Go through the entries below and print each one exactly, leaving out pictures.

DATA IN THIS EXERCISE:
= = = =
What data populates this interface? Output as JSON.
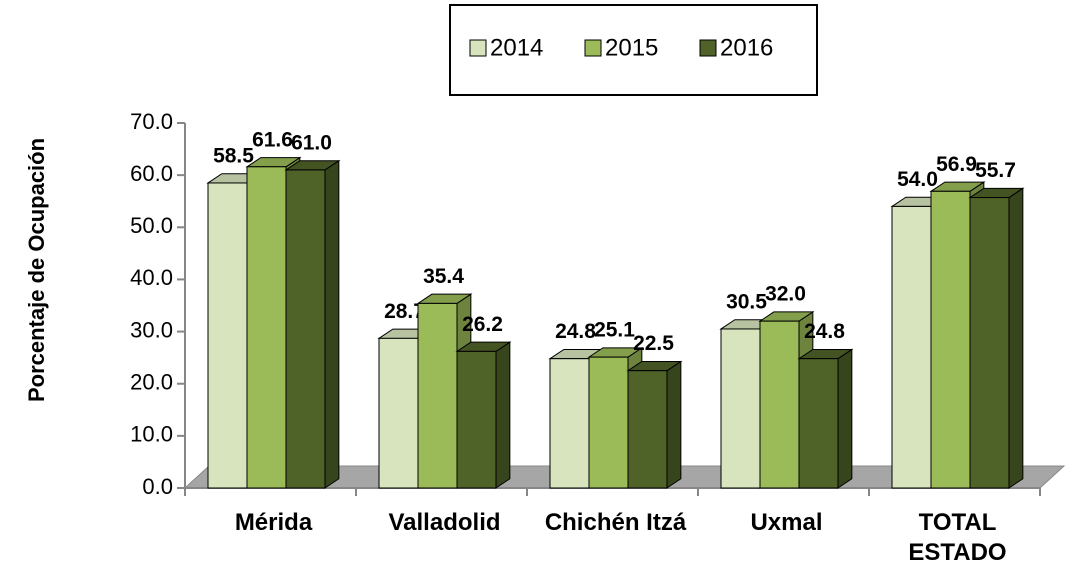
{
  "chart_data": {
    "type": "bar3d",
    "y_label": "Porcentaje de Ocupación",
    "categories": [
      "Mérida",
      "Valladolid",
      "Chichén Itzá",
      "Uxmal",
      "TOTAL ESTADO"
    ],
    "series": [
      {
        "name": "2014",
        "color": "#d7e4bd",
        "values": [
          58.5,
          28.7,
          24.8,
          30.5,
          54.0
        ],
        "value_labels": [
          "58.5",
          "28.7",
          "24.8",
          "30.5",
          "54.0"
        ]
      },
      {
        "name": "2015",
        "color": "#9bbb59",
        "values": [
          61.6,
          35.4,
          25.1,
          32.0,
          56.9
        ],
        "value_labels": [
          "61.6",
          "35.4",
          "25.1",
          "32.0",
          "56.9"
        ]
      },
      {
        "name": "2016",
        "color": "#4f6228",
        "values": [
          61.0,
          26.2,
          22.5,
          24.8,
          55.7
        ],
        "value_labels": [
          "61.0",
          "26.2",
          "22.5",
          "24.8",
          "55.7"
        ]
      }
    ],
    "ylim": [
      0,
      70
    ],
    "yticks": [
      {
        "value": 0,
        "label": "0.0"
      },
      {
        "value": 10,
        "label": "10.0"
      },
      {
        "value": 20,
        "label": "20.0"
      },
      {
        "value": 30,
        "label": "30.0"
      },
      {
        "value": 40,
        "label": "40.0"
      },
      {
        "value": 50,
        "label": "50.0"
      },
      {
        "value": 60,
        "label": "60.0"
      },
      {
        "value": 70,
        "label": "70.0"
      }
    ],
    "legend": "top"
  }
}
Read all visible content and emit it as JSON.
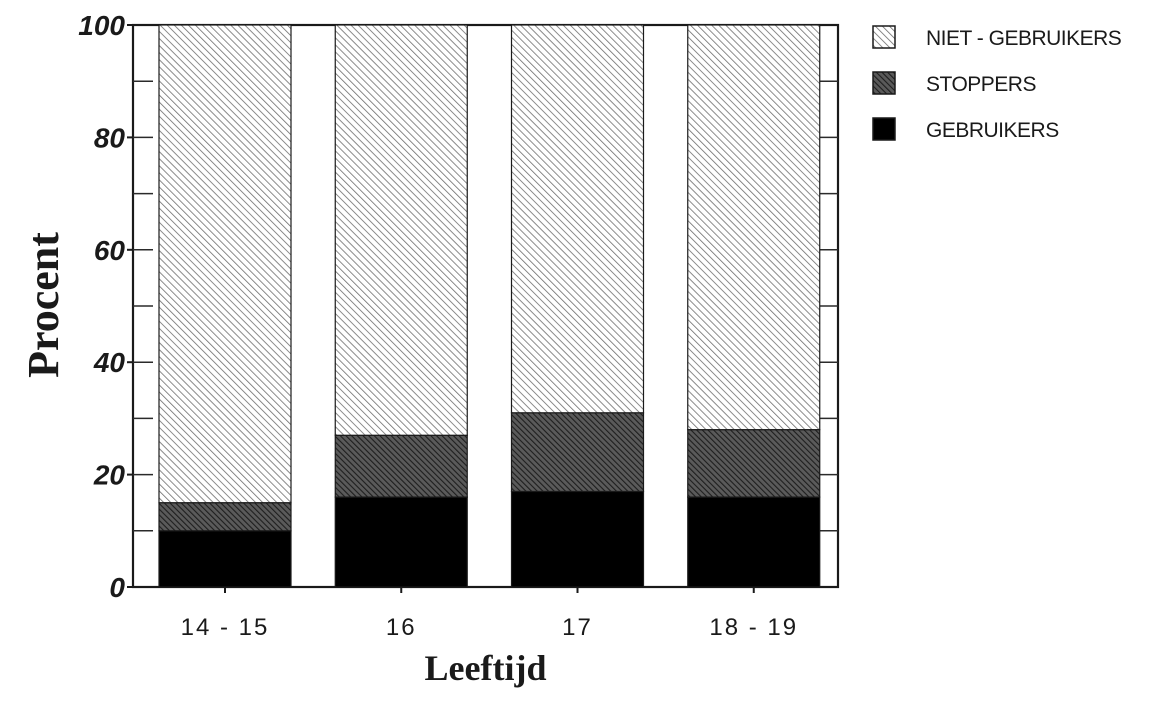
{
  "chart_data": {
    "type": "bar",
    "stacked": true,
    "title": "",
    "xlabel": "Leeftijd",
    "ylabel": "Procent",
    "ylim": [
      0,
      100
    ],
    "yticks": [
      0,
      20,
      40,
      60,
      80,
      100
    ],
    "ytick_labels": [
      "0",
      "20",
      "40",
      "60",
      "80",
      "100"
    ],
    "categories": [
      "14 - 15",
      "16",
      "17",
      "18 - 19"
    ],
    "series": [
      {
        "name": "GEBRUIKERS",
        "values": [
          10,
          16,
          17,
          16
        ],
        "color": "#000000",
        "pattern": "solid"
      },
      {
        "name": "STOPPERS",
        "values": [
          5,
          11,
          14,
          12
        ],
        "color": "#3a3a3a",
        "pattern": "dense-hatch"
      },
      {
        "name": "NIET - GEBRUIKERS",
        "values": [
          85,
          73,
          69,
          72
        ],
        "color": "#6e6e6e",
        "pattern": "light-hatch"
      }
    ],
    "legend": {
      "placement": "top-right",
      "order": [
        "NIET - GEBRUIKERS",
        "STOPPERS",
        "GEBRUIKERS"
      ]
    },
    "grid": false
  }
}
= = = =
ANSWER TO THE TASK:
What data populates this interface? Output as JSON.
{
  "chart_data": {
    "type": "bar3d",
    "y_label": "Porcentaje de Ocupación",
    "categories": [
      "Mérida",
      "Valladolid",
      "Chichén Itzá",
      "Uxmal",
      "TOTAL ESTADO"
    ],
    "series": [
      {
        "name": "2014",
        "color": "#d7e4bd",
        "values": [
          58.5,
          28.7,
          24.8,
          30.5,
          54.0
        ],
        "value_labels": [
          "58.5",
          "28.7",
          "24.8",
          "30.5",
          "54.0"
        ]
      },
      {
        "name": "2015",
        "color": "#9bbb59",
        "values": [
          61.6,
          35.4,
          25.1,
          32.0,
          56.9
        ],
        "value_labels": [
          "61.6",
          "35.4",
          "25.1",
          "32.0",
          "56.9"
        ]
      },
      {
        "name": "2016",
        "color": "#4f6228",
        "values": [
          61.0,
          26.2,
          22.5,
          24.8,
          55.7
        ],
        "value_labels": [
          "61.0",
          "26.2",
          "22.5",
          "24.8",
          "55.7"
        ]
      }
    ],
    "ylim": [
      0,
      70
    ],
    "yticks": [
      {
        "value": 0,
        "label": "0.0"
      },
      {
        "value": 10,
        "label": "10.0"
      },
      {
        "value": 20,
        "label": "20.0"
      },
      {
        "value": 30,
        "label": "30.0"
      },
      {
        "value": 40,
        "label": "40.0"
      },
      {
        "value": 50,
        "label": "50.0"
      },
      {
        "value": 60,
        "label": "60.0"
      },
      {
        "value": 70,
        "label": "70.0"
      }
    ],
    "legend": "top"
  }
}
Read all visible content and emit it as JSON.
{
  "chart_data": {
    "type": "bar",
    "stacked": true,
    "title": "",
    "xlabel": "Leeftijd",
    "ylabel": "Procent",
    "ylim": [
      0,
      100
    ],
    "yticks": [
      0,
      20,
      40,
      60,
      80,
      100
    ],
    "ytick_labels": [
      "0",
      "20",
      "40",
      "60",
      "80",
      "100"
    ],
    "categories": [
      "14 - 15",
      "16",
      "17",
      "18 - 19"
    ],
    "series": [
      {
        "name": "GEBRUIKERS",
        "values": [
          10,
          16,
          17,
          16
        ],
        "color": "#000000",
        "pattern": "solid"
      },
      {
        "name": "STOPPERS",
        "values": [
          5,
          11,
          14,
          12
        ],
        "color": "#3a3a3a",
        "pattern": "dense-hatch"
      },
      {
        "name": "NIET - GEBRUIKERS",
        "values": [
          85,
          73,
          69,
          72
        ],
        "color": "#6e6e6e",
        "pattern": "light-hatch"
      }
    ],
    "legend": {
      "placement": "top-right",
      "order": [
        "NIET - GEBRUIKERS",
        "STOPPERS",
        "GEBRUIKERS"
      ]
    },
    "grid": false
  }
}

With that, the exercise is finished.